== ENTRIES SHOWN ==

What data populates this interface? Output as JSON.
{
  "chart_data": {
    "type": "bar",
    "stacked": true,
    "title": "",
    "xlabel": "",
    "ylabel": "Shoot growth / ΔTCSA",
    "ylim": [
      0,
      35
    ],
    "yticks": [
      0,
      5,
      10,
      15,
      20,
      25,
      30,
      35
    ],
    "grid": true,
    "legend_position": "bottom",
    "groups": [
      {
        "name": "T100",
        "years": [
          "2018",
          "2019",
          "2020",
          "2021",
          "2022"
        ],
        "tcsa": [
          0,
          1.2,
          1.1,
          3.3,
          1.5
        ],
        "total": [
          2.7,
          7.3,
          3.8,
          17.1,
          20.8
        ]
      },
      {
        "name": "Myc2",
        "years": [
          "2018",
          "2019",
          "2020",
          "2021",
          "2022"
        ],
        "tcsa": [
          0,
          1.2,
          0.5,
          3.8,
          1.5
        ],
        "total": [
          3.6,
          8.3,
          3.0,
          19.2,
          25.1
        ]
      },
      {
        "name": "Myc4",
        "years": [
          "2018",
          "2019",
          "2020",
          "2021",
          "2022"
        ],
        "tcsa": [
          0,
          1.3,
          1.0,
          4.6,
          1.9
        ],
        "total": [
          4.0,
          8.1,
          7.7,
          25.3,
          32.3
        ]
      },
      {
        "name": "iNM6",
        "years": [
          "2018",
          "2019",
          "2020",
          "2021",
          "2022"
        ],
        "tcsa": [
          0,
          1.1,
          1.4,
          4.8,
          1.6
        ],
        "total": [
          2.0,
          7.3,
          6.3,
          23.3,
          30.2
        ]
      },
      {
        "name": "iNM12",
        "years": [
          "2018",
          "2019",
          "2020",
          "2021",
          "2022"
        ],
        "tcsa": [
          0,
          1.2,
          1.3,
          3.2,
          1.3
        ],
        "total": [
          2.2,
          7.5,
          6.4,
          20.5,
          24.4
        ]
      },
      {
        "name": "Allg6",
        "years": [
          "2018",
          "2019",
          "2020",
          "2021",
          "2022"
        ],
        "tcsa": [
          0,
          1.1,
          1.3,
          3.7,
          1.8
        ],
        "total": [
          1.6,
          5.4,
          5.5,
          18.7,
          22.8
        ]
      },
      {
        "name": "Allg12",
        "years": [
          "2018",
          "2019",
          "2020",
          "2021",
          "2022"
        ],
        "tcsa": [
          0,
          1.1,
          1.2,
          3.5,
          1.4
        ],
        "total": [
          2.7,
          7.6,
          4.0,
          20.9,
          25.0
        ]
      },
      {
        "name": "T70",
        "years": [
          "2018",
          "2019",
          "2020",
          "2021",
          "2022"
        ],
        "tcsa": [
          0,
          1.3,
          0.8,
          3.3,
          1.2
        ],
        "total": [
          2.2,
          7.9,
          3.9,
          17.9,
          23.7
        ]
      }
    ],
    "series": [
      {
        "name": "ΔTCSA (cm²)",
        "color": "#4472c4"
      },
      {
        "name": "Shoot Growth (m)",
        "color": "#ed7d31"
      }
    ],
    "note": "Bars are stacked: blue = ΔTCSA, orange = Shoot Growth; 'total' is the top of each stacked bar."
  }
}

===

● WHAT THE TASK ASKS
Gather each line holding the string "Shoot".

● TASK RESPONSE
    "ylabel": "Shoot growth / ΔTCSA",
        "name": "Shoot Growth (m)",
    "note": "Bars are stacked: blue = ΔTCSA, orange = Shoot Growth; 'total' is the top of each stacked bar."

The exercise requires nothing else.